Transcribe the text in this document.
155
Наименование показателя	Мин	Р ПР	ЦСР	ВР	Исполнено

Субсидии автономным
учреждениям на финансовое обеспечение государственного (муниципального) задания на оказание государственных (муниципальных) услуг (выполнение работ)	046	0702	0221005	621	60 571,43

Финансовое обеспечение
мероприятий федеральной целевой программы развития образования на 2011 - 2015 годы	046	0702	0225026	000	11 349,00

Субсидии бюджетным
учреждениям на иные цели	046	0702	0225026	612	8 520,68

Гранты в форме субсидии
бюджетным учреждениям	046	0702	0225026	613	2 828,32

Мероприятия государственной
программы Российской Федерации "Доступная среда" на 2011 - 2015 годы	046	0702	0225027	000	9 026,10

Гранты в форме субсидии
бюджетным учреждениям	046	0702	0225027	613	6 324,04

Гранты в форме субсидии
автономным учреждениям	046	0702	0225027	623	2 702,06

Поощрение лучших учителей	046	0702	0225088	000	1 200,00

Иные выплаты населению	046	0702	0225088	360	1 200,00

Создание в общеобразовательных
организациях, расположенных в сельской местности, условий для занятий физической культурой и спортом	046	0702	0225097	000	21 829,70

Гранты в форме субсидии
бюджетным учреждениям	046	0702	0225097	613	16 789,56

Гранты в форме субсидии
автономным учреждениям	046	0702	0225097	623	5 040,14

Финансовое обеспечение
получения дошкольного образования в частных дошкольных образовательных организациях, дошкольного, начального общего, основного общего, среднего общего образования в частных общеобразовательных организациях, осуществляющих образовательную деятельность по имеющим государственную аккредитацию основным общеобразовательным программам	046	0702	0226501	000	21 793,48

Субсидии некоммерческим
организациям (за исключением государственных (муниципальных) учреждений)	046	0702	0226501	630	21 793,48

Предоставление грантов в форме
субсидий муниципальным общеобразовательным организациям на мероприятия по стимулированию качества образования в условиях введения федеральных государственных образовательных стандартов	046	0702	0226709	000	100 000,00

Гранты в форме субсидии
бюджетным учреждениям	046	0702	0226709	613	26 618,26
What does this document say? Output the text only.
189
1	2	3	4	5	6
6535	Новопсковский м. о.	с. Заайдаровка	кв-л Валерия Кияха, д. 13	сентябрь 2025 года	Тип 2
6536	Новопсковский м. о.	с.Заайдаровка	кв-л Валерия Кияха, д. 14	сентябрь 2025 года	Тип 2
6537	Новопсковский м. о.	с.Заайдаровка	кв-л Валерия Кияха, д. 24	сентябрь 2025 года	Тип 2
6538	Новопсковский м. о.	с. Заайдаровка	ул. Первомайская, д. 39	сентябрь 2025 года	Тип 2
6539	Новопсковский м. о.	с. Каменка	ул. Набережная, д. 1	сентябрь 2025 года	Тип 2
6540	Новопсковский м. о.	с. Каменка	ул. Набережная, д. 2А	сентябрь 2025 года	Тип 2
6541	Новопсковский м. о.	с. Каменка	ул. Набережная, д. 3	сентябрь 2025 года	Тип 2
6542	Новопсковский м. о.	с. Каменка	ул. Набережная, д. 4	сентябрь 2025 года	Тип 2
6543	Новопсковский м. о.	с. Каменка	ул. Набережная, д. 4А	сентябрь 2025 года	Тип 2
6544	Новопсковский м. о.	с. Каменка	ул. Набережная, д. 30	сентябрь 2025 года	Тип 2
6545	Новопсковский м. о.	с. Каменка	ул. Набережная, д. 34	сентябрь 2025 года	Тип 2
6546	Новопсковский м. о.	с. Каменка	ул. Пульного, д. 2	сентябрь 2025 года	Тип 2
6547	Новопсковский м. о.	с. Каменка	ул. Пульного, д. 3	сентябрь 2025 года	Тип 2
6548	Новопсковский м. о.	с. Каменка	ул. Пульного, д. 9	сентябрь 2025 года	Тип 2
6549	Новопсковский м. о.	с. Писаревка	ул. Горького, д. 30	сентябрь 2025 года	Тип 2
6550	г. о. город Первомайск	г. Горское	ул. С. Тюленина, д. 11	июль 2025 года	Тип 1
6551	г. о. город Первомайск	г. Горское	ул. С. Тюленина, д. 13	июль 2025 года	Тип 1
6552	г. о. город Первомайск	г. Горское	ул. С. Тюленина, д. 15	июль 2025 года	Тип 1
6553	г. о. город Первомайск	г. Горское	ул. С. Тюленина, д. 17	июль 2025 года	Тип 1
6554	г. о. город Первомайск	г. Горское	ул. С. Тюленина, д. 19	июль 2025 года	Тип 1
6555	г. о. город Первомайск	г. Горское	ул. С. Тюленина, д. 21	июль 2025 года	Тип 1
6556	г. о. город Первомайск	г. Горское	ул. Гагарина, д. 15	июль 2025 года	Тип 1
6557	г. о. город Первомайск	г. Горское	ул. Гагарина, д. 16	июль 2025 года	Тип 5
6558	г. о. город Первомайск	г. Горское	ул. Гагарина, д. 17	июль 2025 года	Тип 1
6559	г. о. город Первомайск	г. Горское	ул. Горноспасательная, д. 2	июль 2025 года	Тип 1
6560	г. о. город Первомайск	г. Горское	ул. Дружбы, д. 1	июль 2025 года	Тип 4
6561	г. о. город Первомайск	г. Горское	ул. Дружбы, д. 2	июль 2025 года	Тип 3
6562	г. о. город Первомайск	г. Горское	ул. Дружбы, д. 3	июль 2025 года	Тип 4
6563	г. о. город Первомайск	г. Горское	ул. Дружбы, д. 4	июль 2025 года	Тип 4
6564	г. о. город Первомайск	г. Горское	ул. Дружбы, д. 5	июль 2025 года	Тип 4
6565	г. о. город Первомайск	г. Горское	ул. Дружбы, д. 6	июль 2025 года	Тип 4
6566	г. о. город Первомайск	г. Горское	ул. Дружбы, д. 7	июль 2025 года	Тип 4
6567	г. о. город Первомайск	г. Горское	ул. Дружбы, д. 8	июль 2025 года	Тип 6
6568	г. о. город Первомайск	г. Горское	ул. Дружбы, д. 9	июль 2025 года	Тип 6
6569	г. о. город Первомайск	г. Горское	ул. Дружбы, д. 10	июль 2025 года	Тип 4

- _Direction_
Check each line above for the string "общеобразовательным" and report how many lines have it, giving only the number.

- _Solution to this exercise_
2